■ **THE REQUEST**
Where a line contains the word "text", copy that line in full.

■ **EXERCISE MATERIALS**

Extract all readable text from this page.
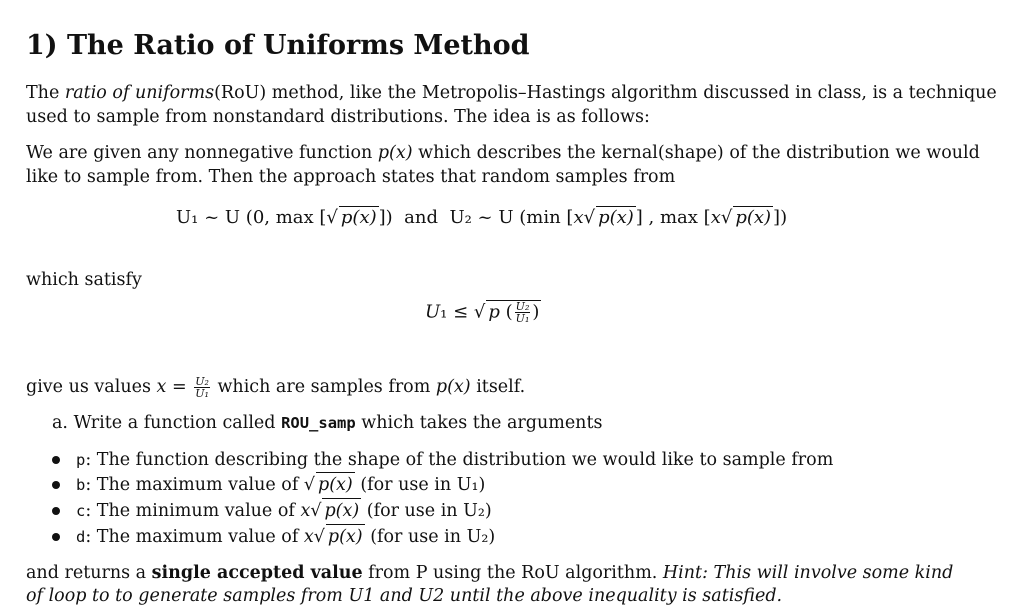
1) The Ratio of Uniforms Method
The ratio of uniforms(RoU) method, like the Metropolis–Hastings algorithm discussed in class, is a technique
used to sample from nonstandard distributions. The idea is as follows:
We are given any nonnegative function p(x) which describes the kernal(shape) of the distribution we would
like to sample from. Then the approach states that random samples from
U₁ ~ U (0, max [√ p(x) ]) and U₂ ~ U (min [x√ p(x) ] , max [x√ p(x) ])
which satisfy
U₁ ≤ √ p ( $\frac{\text{U₂}}{\text{U₁}}$ )
give us values $x = \frac{\text{U₂}}{\text{U₁}}$ which are samples from p(x) itself.
a. Write a function called ROU_samp which takes the arguments
p: The function describing the shape of the distribution we would like to sample from
b: The maximum value of √ p(x) (for use in U₁)
c: The minimum value of x√ p(x) (for use in U₂)
d: The maximum value of x√ p(x) (for use in U₂)
and returns a single accepted value from P using the RoU algorithm. Hint: This will involve some kind
of loop to to generate samples from U1 and U2 until the above inequality is satisfied.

■ **EXPECTED ANSWER**
Extract all readable text from this page.
U₁ ≤ √ p ( $\frac{\text{U₂}}{\text{U₁}}$ )
give us values $x = \frac{\text{U₂}}{\text{U₁}}$ which are samples from p(x) itself.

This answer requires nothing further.